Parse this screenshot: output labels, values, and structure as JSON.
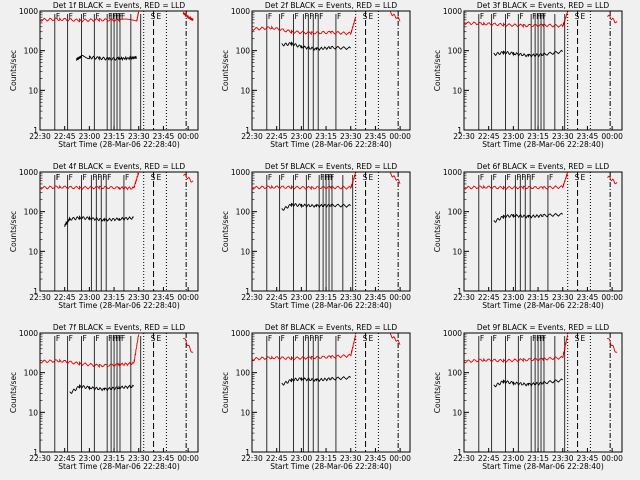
{
  "chart_data": [
    {
      "type": "line",
      "title": "Det 1f BLACK = Events, RED = LLD",
      "xlabel": "Start Time (28-Mar-06 22:28:40)",
      "ylabel": "Counts/sec",
      "ylim": [
        1,
        1000
      ],
      "yscale": "log",
      "yticks": [
        "1",
        "10",
        "100",
        "1000"
      ],
      "xticks": [
        "22:30",
        "22:45",
        "23:00",
        "23:15",
        "23:30",
        "23:45",
        "00:00"
      ],
      "series": [
        {
          "color": "#000000",
          "values": [
            [
              22.87,
              60
            ],
            [
              22.92,
              72
            ],
            [
              23.0,
              68
            ],
            [
              23.1,
              65
            ],
            [
              23.2,
              62
            ],
            [
              23.3,
              63
            ],
            [
              23.42,
              65
            ],
            [
              23.48,
              68
            ]
          ]
        },
        {
          "color": "#e00000",
          "values": [
            [
              22.5,
              600
            ],
            [
              22.7,
              620
            ],
            [
              22.9,
              580
            ],
            [
              23.1,
              600
            ],
            [
              23.3,
              590
            ],
            [
              23.48,
              560
            ],
            [
              23.5,
              990
            ]
          ]
        },
        {
          "color": "#e00000",
          "values": [
            [
              23.95,
              900
            ],
            [
              24.0,
              700
            ],
            [
              24.05,
              600
            ]
          ]
        }
      ],
      "labels": [
        "F",
        "F",
        "F",
        "F",
        "F",
        "F",
        "F",
        "F",
        "F",
        "S",
        "E"
      ]
    },
    {
      "type": "line",
      "title": "Det 2f BLACK = Events, RED = LLD",
      "xlabel": "Start Time (28-Mar-06 22:28:40)",
      "ylabel": "Counts/sec",
      "ylim": [
        1,
        1000
      ],
      "yscale": "log",
      "yticks": [
        "1",
        "10",
        "100",
        "1000"
      ],
      "xticks": [
        "22:30",
        "22:45",
        "23:00",
        "23:15",
        "23:30",
        "23:45",
        "00:00"
      ],
      "series": [
        {
          "color": "#000000",
          "values": [
            [
              22.8,
              140
            ],
            [
              22.9,
              150
            ],
            [
              23.0,
              125
            ],
            [
              23.15,
              110
            ],
            [
              23.3,
              120
            ],
            [
              23.5,
              115
            ]
          ]
        },
        {
          "color": "#e00000",
          "values": [
            [
              22.5,
              350
            ],
            [
              22.7,
              380
            ],
            [
              22.9,
              300
            ],
            [
              23.1,
              280
            ],
            [
              23.3,
              290
            ],
            [
              23.5,
              270
            ],
            [
              23.55,
              700
            ]
          ]
        },
        {
          "color": "#e00000",
          "values": [
            [
              23.9,
              900
            ],
            [
              24.0,
              600
            ]
          ]
        }
      ],
      "labels": [
        "F",
        "F",
        "F",
        "F",
        "F",
        "F",
        "F",
        "F",
        "S",
        "E"
      ]
    },
    {
      "type": "line",
      "title": "Det 3f BLACK = Events, RED = LLD",
      "xlabel": "Start Time (28-Mar-06 22:28:40)",
      "ylabel": "Counts/sec",
      "ylim": [
        1,
        1000
      ],
      "yscale": "log",
      "yticks": [
        "1",
        "10",
        "100",
        "1000"
      ],
      "xticks": [
        "22:30",
        "22:45",
        "23:00",
        "23:15",
        "23:30",
        "23:45",
        "00:00"
      ],
      "series": [
        {
          "color": "#000000",
          "values": [
            [
              22.8,
              80
            ],
            [
              22.9,
              90
            ],
            [
              23.0,
              85
            ],
            [
              23.15,
              75
            ],
            [
              23.3,
              80
            ],
            [
              23.5,
              95
            ]
          ]
        },
        {
          "color": "#e00000",
          "values": [
            [
              22.5,
              500
            ],
            [
              22.7,
              480
            ],
            [
              22.9,
              450
            ],
            [
              23.1,
              430
            ],
            [
              23.3,
              440
            ],
            [
              23.5,
              420
            ],
            [
              23.55,
              950
            ]
          ]
        },
        {
          "color": "#e00000",
          "values": [
            [
              23.95,
              800
            ],
            [
              24.05,
              500
            ]
          ]
        }
      ],
      "labels": [
        "F",
        "F",
        "F",
        "F",
        "F",
        "F",
        "F",
        "F",
        "S",
        "E"
      ]
    },
    {
      "type": "line",
      "title": "Det 4f BLACK = Events, RED = LLD",
      "xlabel": "Start Time (28-Mar-06 22:28:40)",
      "ylabel": "Counts/sec",
      "ylim": [
        1,
        1000
      ],
      "yscale": "log",
      "yticks": [
        "1",
        "10",
        "100",
        "1000"
      ],
      "xticks": [
        "22:30",
        "22:45",
        "23:00",
        "23:15",
        "23:30",
        "23:45",
        "00:00"
      ],
      "series": [
        {
          "color": "#000000",
          "values": [
            [
              22.75,
              45
            ],
            [
              22.8,
              65
            ],
            [
              22.9,
              70
            ],
            [
              23.0,
              68
            ],
            [
              23.15,
              62
            ],
            [
              23.3,
              65
            ],
            [
              23.45,
              70
            ]
          ]
        },
        {
          "color": "#e00000",
          "values": [
            [
              22.5,
              400
            ],
            [
              22.7,
              420
            ],
            [
              22.9,
              400
            ],
            [
              23.1,
              410
            ],
            [
              23.3,
              400
            ],
            [
              23.45,
              390
            ],
            [
              23.5,
              980
            ]
          ]
        },
        {
          "color": "#e00000",
          "values": [
            [
              23.95,
              900
            ],
            [
              24.05,
              550
            ]
          ]
        }
      ],
      "labels": [
        "F",
        "F",
        "F",
        "F",
        "F",
        "F",
        "F",
        "F",
        "F",
        "S",
        "E"
      ]
    },
    {
      "type": "line",
      "title": "Det 5f BLACK = Events, RED = LLD",
      "xlabel": "Start Time (28-Mar-06 22:28:40)",
      "ylabel": "Counts/sec",
      "ylim": [
        1,
        1000
      ],
      "yscale": "log",
      "yticks": [
        "1",
        "10",
        "100",
        "1000"
      ],
      "xticks": [
        "22:30",
        "22:45",
        "23:00",
        "23:15",
        "23:30",
        "23:45",
        "00:00"
      ],
      "series": [
        {
          "color": "#000000",
          "values": [
            [
              22.8,
              110
            ],
            [
              22.9,
              150
            ],
            [
              23.0,
              145
            ],
            [
              23.15,
              140
            ],
            [
              23.3,
              145
            ],
            [
              23.5,
              140
            ]
          ]
        },
        {
          "color": "#e00000",
          "values": [
            [
              22.5,
              400
            ],
            [
              22.7,
              420
            ],
            [
              22.9,
              410
            ],
            [
              23.1,
              400
            ],
            [
              23.3,
              410
            ],
            [
              23.5,
              400
            ],
            [
              23.55,
              950
            ]
          ]
        },
        {
          "color": "#e00000",
          "values": [
            [
              23.9,
              900
            ],
            [
              24.0,
              550
            ]
          ]
        }
      ],
      "labels": [
        "F",
        "F",
        "F",
        "F",
        "F",
        "F",
        "F",
        "F",
        "S",
        "E"
      ]
    },
    {
      "type": "line",
      "title": "Det 6f BLACK = Events, RED = LLD",
      "xlabel": "Start Time (28-Mar-06 22:28:40)",
      "ylabel": "Counts/sec",
      "ylim": [
        1,
        1000
      ],
      "yscale": "log",
      "yticks": [
        "1",
        "10",
        "100",
        "1000"
      ],
      "xticks": [
        "22:30",
        "22:45",
        "23:00",
        "23:15",
        "23:30",
        "23:45",
        "00:00"
      ],
      "series": [
        {
          "color": "#000000",
          "values": [
            [
              22.8,
              55
            ],
            [
              22.9,
              75
            ],
            [
              23.0,
              80
            ],
            [
              23.15,
              75
            ],
            [
              23.3,
              80
            ],
            [
              23.5,
              85
            ]
          ]
        },
        {
          "color": "#e00000",
          "values": [
            [
              22.5,
              400
            ],
            [
              22.7,
              420
            ],
            [
              22.9,
              400
            ],
            [
              23.1,
              410
            ],
            [
              23.3,
              400
            ],
            [
              23.5,
              420
            ],
            [
              23.55,
              980
            ]
          ]
        },
        {
          "color": "#e00000",
          "values": [
            [
              23.95,
              800
            ],
            [
              24.05,
              500
            ]
          ]
        }
      ],
      "labels": [
        "F",
        "F",
        "F",
        "F",
        "F",
        "F",
        "F",
        "F",
        "S",
        "E"
      ]
    },
    {
      "type": "line",
      "title": "Det 7f BLACK = Events, RED = LLD",
      "xlabel": "Start Time (28-Mar-06 22:28:40)",
      "ylabel": "Counts/sec",
      "ylim": [
        1,
        1000
      ],
      "yscale": "log",
      "yticks": [
        "1",
        "10",
        "100",
        "1000"
      ],
      "xticks": [
        "22:30",
        "22:45",
        "23:00",
        "23:15",
        "23:30",
        "23:45",
        "00:00"
      ],
      "series": [
        {
          "color": "#000000",
          "values": [
            [
              22.8,
              30
            ],
            [
              22.9,
              45
            ],
            [
              23.0,
              42
            ],
            [
              23.15,
              38
            ],
            [
              23.3,
              42
            ],
            [
              23.45,
              45
            ]
          ]
        },
        {
          "color": "#e00000",
          "values": [
            [
              22.5,
              190
            ],
            [
              22.7,
              200
            ],
            [
              22.9,
              170
            ],
            [
              23.1,
              150
            ],
            [
              23.3,
              160
            ],
            [
              23.45,
              170
            ],
            [
              23.5,
              950
            ]
          ]
        },
        {
          "color": "#e00000",
          "values": [
            [
              23.95,
              800
            ],
            [
              24.05,
              300
            ]
          ]
        }
      ],
      "labels": [
        "F",
        "F",
        "F",
        "F",
        "F",
        "F",
        "F",
        "F",
        "F",
        "S",
        "E"
      ]
    },
    {
      "type": "line",
      "title": "Det 8f BLACK = Events, RED = LLD",
      "xlabel": "Start Time (28-Mar-06 22:28:40)",
      "ylabel": "Counts/sec",
      "ylim": [
        1,
        1000
      ],
      "yscale": "log",
      "yticks": [
        "1",
        "10",
        "100",
        "1000"
      ],
      "xticks": [
        "22:30",
        "22:45",
        "23:00",
        "23:15",
        "23:30",
        "23:45",
        "00:00"
      ],
      "series": [
        {
          "color": "#000000",
          "values": [
            [
              22.8,
              50
            ],
            [
              22.9,
              65
            ],
            [
              23.0,
              70
            ],
            [
              23.15,
              65
            ],
            [
              23.3,
              70
            ],
            [
              23.5,
              75
            ]
          ]
        },
        {
          "color": "#e00000",
          "values": [
            [
              22.5,
              220
            ],
            [
              22.7,
              240
            ],
            [
              22.9,
              230
            ],
            [
              23.1,
              240
            ],
            [
              23.3,
              250
            ],
            [
              23.5,
              270
            ],
            [
              23.55,
              900
            ]
          ]
        },
        {
          "color": "#e00000",
          "values": [
            [
              23.9,
              900
            ],
            [
              24.0,
              550
            ]
          ]
        }
      ],
      "labels": [
        "F",
        "F",
        "F",
        "F",
        "F",
        "F",
        "F",
        "F",
        "S",
        "E"
      ]
    },
    {
      "type": "line",
      "title": "Det 9f BLACK = Events, RED = LLD",
      "xlabel": "Start Time (28-Mar-06 22:28:40)",
      "ylabel": "Counts/sec",
      "ylim": [
        1,
        1000
      ],
      "yscale": "log",
      "yticks": [
        "1",
        "10",
        "100",
        "1000"
      ],
      "xticks": [
        "22:30",
        "22:45",
        "23:00",
        "23:15",
        "23:30",
        "23:45",
        "00:00"
      ],
      "series": [
        {
          "color": "#000000",
          "values": [
            [
              22.8,
              45
            ],
            [
              22.9,
              60
            ],
            [
              23.0,
              55
            ],
            [
              23.15,
              50
            ],
            [
              23.3,
              55
            ],
            [
              23.5,
              65
            ]
          ]
        },
        {
          "color": "#e00000",
          "values": [
            [
              22.5,
              190
            ],
            [
              22.7,
              210
            ],
            [
              22.9,
              200
            ],
            [
              23.1,
              210
            ],
            [
              23.3,
              220
            ],
            [
              23.5,
              240
            ],
            [
              23.55,
              900
            ]
          ]
        },
        {
          "color": "#e00000",
          "values": [
            [
              23.95,
              800
            ],
            [
              24.05,
              300
            ]
          ]
        }
      ],
      "labels": [
        "F",
        "F",
        "F",
        "F",
        "F",
        "F",
        "F",
        "F",
        "S",
        "E"
      ]
    }
  ],
  "xrange": [
    22.5,
    24.1
  ]
}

» **Task objective**:
Scan the listing above. Gather each line that contains the word "Events".

» **Answer to this problem**:
      "title": "Det 1f BLACK = Events, RED = LLD",
      "title": "Det 2f BLACK = Events, RED = LLD",
      "title": "Det 3f BLACK = Events, RED = LLD",
      "title": "Det 4f BLACK = Events, RED = LLD",
      "title": "Det 5f BLACK = Events, RED = LLD",
      "title": "Det 6f BLACK = Events, RED = LLD",
      "title": "Det 7f BLACK = Events, RED = LLD",
      "title": "Det 8f BLACK = Events, RED = LLD",
      "title": "Det 9f BLACK = Events, RED = LLD",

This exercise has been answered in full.